====== Source passage ======

I’ll never forget the beautiful breakfast my sister, Melba, had ready when my bedraggled, wet family arrived on her doorstep.

Of course, the rain did quit, the water went slowly away and we were left to clean out the mud and haul away what couldn’t be saved. Our children held a quiet funeral and mass burial of their pets.

To this day, some of our furniture has knee-high water marks, sad reminders of what can happen while you sleep.”

Going, Going, Gone…

A Guest Post by Gail’s daughter, Karen Kolavalli (written in 2014 for Bubblews)

“I spent the afternoon sorting, sorting, sorting! It’s a seemingly unending job of sifting through boxes of photos, letters, and documents. In doing so, I came across a printout from a page at Genealogy.com that shows a listing of my Mother’s stories that were archived there. It says that “Gail Martin created this page with the help of the ‘My History is America’s History’ website.”

I was able to pull up the page at Genealogy.com with the list of her stories, but when I tried the links to go to the stories, all I got was “The connection has timed out.” And when I tried the link to “My History is America’s History,” it took me to a page showing that the domain name was for sale, so that site went belly up at some point.

I recognize many of the story titles as chapters in the books that my Mom published with the help of my sister, Virginia. There are some, though, that I’m not familiar with, such as Treasures from the Barnyard, More of the Treasure from the Barnyard, Carol’s Memory of the Flood of ’51, and Ginger’s Year 1948. I hope these stories survive in printed form and that my sister will be able to find them in my Mom’s files. Those files were transferred to her care and keeping after our Mother passed away a year and a half ago.
 
Mom didn’t start writing until she had all six kids raised and out on their own, and then she made up for lost time! From the late 1970s until her death in 2013, writing was her life and the stories poured out of her. Although she was an avid reader, she had always struggled in school and thought it was a miracle that she graduated from high school. So every award she received for her writing absolutely blew her away.

She loved to teach memoir writing classes at a senior center and was the much-loved moderator of a writers’ website, called Our Echo. When her daughter helped get her books published, she was over the moon. But at the end of the day, she was proudest just to be able to share her stories.”

gail and star writer

Gail Lee Martin hard at work on her Star Writer word processor.

Gail’s Memory of Her Mother’s Apron

For Mother’s Day 2017, I’ll share with you one of Gail Lee Martin’s most popular stories. It’s a nostalgic piece about her mother’s apron. It was also recorded and you can hear the story in her own voice on the Our Echo site: Mother’s Apron.

====== Dataset rows ======

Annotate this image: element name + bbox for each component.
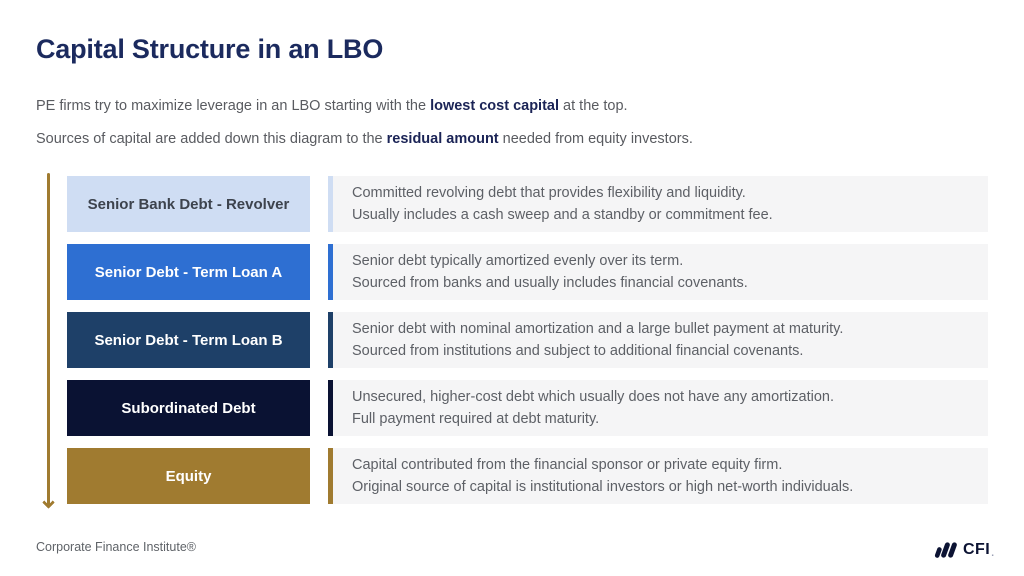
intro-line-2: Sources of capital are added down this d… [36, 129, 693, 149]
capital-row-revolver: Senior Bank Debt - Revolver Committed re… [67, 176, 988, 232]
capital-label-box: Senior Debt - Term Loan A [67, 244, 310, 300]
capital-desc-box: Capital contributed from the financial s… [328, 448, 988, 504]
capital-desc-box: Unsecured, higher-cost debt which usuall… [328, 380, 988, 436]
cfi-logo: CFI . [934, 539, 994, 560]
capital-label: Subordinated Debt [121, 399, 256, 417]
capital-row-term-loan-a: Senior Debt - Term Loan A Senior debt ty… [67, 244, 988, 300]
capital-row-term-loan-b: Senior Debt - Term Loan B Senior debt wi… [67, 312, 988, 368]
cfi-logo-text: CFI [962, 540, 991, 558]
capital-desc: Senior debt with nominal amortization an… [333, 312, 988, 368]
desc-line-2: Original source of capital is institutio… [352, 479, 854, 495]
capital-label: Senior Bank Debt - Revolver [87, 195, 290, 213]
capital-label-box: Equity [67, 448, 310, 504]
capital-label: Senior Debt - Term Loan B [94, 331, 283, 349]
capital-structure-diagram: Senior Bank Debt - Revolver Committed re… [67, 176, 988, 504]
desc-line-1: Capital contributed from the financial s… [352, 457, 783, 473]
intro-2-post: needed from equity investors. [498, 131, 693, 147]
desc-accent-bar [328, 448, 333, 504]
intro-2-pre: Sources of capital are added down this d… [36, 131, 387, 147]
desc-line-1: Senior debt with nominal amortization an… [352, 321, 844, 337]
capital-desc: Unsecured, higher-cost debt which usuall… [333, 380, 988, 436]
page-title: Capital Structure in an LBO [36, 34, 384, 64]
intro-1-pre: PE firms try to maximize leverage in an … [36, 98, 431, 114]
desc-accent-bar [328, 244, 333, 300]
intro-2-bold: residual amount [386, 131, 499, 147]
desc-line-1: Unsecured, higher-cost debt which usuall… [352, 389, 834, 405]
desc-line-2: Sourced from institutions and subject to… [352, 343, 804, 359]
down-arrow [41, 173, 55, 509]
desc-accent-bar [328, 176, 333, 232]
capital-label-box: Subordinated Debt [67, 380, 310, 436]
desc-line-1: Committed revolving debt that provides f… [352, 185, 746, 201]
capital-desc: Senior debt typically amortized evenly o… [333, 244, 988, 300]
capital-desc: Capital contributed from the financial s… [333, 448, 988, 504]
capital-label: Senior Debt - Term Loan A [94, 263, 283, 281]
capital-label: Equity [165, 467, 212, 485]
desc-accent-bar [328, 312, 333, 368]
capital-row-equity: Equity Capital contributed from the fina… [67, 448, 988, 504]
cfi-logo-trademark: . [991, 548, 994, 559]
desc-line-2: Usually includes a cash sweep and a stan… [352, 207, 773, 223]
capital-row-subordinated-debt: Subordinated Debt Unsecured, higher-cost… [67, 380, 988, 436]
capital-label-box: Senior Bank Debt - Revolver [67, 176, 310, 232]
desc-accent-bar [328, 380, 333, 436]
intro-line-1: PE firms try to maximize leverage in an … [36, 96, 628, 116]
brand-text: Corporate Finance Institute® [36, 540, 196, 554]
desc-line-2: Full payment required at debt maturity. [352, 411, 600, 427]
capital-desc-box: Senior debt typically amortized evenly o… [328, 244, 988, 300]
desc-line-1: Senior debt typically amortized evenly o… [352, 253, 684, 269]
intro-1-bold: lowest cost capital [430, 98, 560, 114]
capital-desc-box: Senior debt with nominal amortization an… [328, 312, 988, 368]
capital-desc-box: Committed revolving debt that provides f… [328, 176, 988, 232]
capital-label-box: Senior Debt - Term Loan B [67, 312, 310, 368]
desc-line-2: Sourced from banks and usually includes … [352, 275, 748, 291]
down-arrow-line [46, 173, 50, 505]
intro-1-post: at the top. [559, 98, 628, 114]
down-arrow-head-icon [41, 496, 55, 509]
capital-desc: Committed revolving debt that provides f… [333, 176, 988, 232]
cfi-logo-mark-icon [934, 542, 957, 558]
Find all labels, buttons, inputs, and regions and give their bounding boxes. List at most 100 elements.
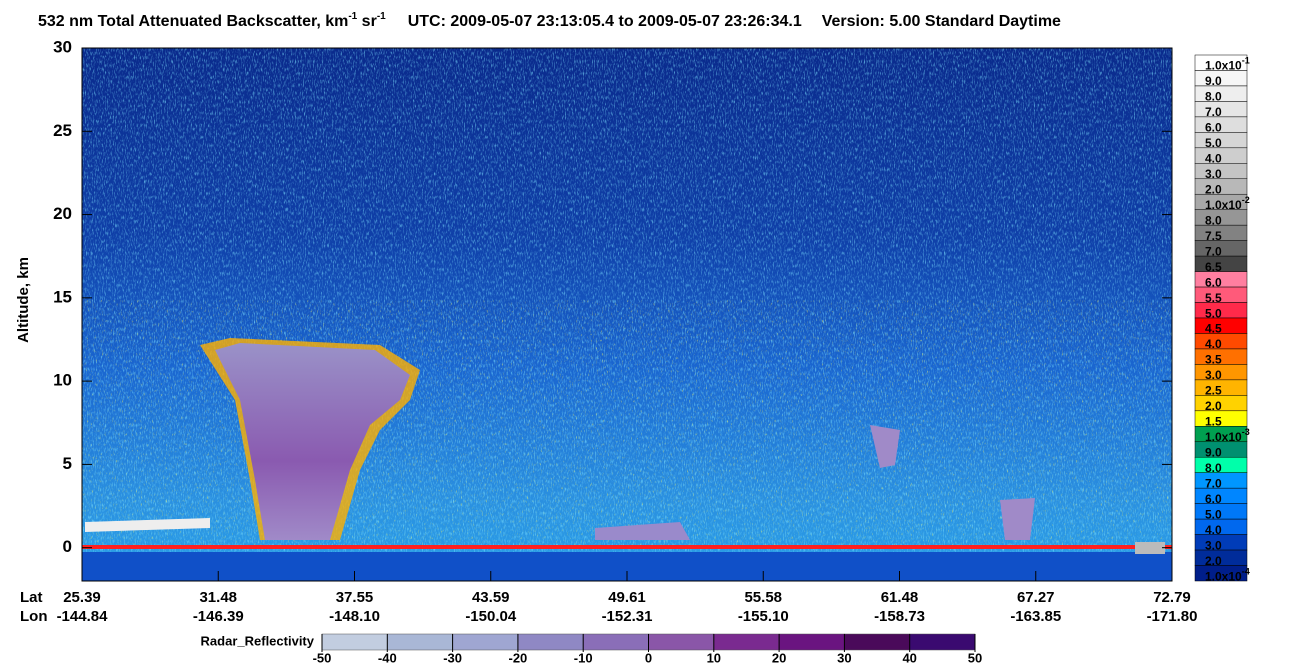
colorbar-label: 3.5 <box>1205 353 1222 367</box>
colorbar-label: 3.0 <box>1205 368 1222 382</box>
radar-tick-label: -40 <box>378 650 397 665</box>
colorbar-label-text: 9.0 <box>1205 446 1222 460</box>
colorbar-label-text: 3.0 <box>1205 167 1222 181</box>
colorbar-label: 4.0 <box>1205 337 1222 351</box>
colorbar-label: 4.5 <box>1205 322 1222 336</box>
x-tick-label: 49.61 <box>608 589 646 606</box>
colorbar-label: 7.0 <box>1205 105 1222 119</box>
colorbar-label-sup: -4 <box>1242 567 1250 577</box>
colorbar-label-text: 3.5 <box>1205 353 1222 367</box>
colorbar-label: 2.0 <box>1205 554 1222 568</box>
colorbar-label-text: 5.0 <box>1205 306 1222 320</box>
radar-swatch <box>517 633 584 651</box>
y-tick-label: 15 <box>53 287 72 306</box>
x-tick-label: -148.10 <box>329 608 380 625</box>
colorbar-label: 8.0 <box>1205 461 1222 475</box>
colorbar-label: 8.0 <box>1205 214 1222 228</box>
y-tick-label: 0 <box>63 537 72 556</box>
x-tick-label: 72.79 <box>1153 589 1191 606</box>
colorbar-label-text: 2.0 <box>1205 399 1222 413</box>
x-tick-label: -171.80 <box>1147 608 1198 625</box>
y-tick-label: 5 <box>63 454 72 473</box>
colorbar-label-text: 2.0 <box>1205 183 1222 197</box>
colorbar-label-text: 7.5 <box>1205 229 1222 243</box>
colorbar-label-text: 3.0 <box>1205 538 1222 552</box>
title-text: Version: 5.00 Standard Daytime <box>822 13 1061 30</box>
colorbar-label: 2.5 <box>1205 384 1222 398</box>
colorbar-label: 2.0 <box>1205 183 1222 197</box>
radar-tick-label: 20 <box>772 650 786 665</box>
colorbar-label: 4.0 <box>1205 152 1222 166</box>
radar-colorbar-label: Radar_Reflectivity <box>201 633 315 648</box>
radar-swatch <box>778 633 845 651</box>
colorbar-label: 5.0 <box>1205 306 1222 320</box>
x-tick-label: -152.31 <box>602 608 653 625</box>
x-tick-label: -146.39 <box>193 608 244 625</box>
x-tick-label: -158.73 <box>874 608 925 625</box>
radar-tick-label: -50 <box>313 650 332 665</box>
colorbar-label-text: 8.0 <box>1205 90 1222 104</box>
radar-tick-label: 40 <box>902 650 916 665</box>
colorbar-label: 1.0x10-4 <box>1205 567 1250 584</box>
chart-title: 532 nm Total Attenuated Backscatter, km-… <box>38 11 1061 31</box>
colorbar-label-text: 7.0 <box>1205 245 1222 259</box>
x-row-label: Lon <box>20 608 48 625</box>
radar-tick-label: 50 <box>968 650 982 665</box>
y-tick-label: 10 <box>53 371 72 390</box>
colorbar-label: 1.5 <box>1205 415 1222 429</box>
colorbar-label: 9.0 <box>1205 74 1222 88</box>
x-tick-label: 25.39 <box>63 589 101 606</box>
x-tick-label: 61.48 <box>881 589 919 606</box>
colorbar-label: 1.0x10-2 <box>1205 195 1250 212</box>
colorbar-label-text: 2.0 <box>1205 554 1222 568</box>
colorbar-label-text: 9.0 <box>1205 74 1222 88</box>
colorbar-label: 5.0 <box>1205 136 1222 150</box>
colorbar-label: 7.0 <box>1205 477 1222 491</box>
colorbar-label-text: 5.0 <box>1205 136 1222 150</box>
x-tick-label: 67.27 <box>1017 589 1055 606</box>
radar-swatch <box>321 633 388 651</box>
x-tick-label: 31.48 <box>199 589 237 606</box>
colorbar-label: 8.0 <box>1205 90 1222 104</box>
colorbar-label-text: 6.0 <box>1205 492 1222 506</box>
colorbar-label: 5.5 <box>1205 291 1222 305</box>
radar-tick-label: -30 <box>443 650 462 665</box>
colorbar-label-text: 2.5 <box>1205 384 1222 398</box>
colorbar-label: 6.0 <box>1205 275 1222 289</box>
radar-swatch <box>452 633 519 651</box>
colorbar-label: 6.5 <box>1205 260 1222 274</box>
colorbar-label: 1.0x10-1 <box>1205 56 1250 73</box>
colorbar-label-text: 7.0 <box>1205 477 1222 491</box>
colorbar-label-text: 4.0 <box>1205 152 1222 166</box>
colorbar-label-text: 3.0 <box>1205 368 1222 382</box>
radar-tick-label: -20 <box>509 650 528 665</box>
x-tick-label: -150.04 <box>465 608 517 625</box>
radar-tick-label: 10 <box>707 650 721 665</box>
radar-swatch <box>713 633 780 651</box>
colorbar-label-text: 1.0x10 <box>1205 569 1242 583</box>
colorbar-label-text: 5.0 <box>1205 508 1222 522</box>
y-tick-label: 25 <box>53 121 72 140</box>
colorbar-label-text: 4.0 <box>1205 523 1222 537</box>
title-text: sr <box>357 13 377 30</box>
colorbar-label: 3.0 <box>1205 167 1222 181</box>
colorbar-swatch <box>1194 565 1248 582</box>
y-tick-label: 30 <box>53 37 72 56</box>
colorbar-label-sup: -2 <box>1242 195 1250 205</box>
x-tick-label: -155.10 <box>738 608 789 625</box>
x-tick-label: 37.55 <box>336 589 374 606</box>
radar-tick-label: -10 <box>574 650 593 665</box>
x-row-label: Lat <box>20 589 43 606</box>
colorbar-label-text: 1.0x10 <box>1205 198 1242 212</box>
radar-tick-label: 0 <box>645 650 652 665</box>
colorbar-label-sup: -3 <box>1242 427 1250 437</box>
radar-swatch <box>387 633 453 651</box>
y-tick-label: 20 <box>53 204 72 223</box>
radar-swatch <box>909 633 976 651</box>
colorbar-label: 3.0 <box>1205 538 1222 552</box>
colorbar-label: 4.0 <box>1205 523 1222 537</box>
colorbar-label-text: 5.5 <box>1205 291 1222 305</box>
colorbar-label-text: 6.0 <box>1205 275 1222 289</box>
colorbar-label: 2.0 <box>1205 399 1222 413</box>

======

Exercise instructions ::
1/ In the records, change "radar-tick-label" to "radar-axis-label" across the stretch from the line containing "colorbar-label: 3.5 <box>1205" through the line containing "colorbar-label: 4.0 <box>1205 337", and return only those lines.
2/ Can you continue the piece about Gail Lee Martin's stories, picking up right after its final sentence?

Answers for the exercise ::
1/
colorbar-label: 3.5 <box>1205 353 1222 367</box>
colorbar-label: 3.0 <box>1205 368 1222 382</box>
radar-axis-label: -40 <box>378 650 397 665</box>
colorbar-label-text: 9.0 <box>1205 446 1222 460</box>
colorbar-label-text: 3.0 <box>1205 167 1222 181</box>
colorbar-label: 4.0 <box>1205 337 1222 351</box>

2/
“Mother’s aprons
I grew up in the oilfields of Greenwood County Kansas in the dusty thirties but I remember Mother’s apron always kept her neat and clean. She made aprons to cover the whole front of her dress and tied with a bow in the back. Her aprons had two large patch pockets on the skirt and Mother used them in so many ways.

On washdays, she carried clothespins out to the line in her pockets instead of juggling a separate clothespin bag. She also picked her pockets full of peas or other produce for lunch as she left the garden after her daily hoeing. With aprons protecting her clothes, she could wear the same dress for several days. A real plus when you had to haul all your water during the dust-bowl days.

Two or three safety pins adorned the bib of her apron and even a threaded needle so she was always ready for a quick repair of our clothes or on the spot splinter removal. I recall her using a corner of her apron to wipe her sweaty brow and my childhood tears.

While cooking, a corner of her apron became an instant potholder. Each evening she would shoo the chickens into their pen for the night by flapping her apron skirt. My fondest memory is Mother coming in with her apron full of chilled and mewing kittens followed by an anxious mother cat. She warmed them by the kitchen fire and saved their lives.

In the 1930s chicken feed & flour companies began using an attractive print material for sacks to hold their product. Mother was in seventh heaven with this new source of material. She made dresses, skirts and blouses, and more everyday and fancy aprons.

When company came to visit Mother would whisk off her apron. As she greeted her guests, they saw no trace of her work-filled days. Her dress was spotless.”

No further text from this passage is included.